Filter the listing below, copying every line in which the word "Caractère" appears.
━━━ Extracted data
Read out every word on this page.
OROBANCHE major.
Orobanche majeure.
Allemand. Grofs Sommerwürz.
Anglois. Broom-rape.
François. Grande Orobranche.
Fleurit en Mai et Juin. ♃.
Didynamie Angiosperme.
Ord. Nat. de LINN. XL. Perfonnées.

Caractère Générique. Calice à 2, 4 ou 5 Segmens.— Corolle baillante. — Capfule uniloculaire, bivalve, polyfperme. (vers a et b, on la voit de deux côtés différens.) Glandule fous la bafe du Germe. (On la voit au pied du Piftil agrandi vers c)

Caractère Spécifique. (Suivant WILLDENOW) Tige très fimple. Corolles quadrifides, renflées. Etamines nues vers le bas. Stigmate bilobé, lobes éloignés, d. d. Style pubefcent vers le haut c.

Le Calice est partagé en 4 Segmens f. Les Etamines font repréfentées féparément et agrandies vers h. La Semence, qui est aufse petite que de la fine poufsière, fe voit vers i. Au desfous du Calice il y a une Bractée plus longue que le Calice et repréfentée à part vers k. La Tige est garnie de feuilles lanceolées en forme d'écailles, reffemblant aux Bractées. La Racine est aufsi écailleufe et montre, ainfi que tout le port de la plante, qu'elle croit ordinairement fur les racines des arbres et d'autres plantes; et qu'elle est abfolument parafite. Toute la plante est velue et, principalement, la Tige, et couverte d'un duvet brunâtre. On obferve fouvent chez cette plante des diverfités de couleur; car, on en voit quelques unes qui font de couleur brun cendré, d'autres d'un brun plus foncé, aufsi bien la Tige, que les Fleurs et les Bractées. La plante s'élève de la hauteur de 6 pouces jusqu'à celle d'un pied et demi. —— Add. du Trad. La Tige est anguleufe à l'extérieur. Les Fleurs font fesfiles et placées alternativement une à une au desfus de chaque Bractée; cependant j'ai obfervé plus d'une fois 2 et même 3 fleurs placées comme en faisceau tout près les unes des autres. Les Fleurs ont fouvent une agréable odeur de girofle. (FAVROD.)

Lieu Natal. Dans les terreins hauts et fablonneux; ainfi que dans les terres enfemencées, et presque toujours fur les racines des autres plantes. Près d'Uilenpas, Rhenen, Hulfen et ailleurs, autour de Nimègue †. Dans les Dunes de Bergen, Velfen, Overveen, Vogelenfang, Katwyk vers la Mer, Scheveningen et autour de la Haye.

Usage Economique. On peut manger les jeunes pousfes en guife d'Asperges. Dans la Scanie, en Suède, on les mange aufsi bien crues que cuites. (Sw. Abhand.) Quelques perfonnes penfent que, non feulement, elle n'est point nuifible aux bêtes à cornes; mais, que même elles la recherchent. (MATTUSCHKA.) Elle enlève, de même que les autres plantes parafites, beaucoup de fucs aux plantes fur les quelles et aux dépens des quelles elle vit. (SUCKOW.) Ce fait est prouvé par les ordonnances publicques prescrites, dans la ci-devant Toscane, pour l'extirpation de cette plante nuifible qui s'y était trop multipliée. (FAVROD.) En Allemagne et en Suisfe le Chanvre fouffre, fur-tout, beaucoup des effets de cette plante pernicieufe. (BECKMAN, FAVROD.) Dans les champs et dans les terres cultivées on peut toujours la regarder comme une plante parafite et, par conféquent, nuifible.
━━━━━━
_Completed exercise_
Caractère Générique. Calice à 2, 4 ou 5 Segmens.— Corolle baillante. — Capfule uniloculaire, bivalve, polyfperme. (vers a et b, on la voit de deux côtés différens.) Glandule fous la bafe du Germe. (On la voit au pied du Piftil agrandi vers c)
Caractère Spécifique. (Suivant WILLDENOW) Tige très fimple. Corolles quadrifides, renflées. Etamines nues vers le bas. Stigmate bilobé, lobes éloignés, d. d. Style pubefcent vers le haut c.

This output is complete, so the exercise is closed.